Transcribe the entries below exactly.

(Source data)
______

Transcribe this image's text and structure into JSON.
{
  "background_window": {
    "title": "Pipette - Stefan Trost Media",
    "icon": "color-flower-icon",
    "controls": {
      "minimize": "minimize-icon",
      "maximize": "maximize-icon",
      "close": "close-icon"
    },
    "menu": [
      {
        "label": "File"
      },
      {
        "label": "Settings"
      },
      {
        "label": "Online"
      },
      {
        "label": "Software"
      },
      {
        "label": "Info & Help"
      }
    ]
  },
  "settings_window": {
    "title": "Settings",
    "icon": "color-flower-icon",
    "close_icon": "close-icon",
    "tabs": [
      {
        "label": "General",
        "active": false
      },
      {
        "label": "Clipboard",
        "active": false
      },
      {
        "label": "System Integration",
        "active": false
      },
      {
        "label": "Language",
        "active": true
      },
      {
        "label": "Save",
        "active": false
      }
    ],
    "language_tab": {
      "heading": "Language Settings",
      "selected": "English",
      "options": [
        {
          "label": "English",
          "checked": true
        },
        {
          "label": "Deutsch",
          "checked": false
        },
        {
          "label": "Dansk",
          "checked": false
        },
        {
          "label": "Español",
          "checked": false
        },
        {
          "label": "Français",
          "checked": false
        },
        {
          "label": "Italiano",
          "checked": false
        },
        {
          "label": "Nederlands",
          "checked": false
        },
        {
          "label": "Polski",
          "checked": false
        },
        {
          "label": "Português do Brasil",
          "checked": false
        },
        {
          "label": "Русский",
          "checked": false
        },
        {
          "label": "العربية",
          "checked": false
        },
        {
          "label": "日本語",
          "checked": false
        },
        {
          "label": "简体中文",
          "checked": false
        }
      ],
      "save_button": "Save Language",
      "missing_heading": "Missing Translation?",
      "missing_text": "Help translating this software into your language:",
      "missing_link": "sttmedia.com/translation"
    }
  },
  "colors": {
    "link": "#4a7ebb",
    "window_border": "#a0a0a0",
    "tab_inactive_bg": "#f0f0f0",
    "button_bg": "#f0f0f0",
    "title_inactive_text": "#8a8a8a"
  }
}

______

**Task solution**
Transcribe this image's text and structure into JSON.
{
  "background_window": {
    "title": "Pipette - Stefan Trost Media",
    "icon": "color-flower-icon",
    "controls": {
      "minimize": "minimize-icon",
      "maximize": "maximize-icon",
      "close": "close-icon"
    },
    "menu": [
      {
        "label": "File"
      },
      {
        "label": "Settings"
      },
      {
        "label": "Online"
      },
      {
        "label": "Software"
      },
      {
        "label": "Info & Help"
      }
    ]
  },
  "settings_window": {
    "title": "Settings",
    "icon": "color-flower-icon",
    "close_icon": "close-icon",
    "tabs": [
      {
        "label": "General",
        "active": false
      },
      {
        "label": "Clipboard",
        "active": false
      },
      {
        "label": "System Integration",
        "active": false
      },
      {
        "label": "Language",
        "active": true
      },
      {
        "label": "Save",
        "active": false
      }
    ],
    "language_tab": {
      "heading": "Language Settings",
      "selected": "English",
      "options": [
        {
          "label": "English",
          "checked": true
        },
        {
          "label": "Deutsch",
          "checked": false
        },
        {
          "label": "Dansk",
          "checked": false
        },
        {
          "label": "Español",
          "checked": false
        },
        {
          "label": "Français",
          "checked": false
        },
        {
          "label": "Italiano",
          "checked": false
        },
        {
          "label": "Nederlands",
          "checked": false
        },
        {
          "label": "Polski",
          "checked": false
        },
        {
          "label": "Português do Brasil",
          "checked": false
        },
        {
          "label": "Русский",
          "checked": false
        },
        {
          "label": "العربية",
          "checked": false
        },
        {
          "label": "日本語",
          "checked": false
        },
        {
          "label": "简体中文",
          "checked": false
        }
      ],
      "save_button": "Save Language",
      "missing_heading": "Missing Translation?",
      "missing_text": "Help translating this software into your language:",
      "missing_link": "sttmedia.com/translation"
    }
  },
  "colors": {
    "link": "#4a7ebb",
    "window_border": "#a0a0a0",
    "tab_inactive_bg": "#f0f0f0",
    "button_bg": "#f0f0f0",
    "title_inactive_text": "#8a8a8a"
  }
}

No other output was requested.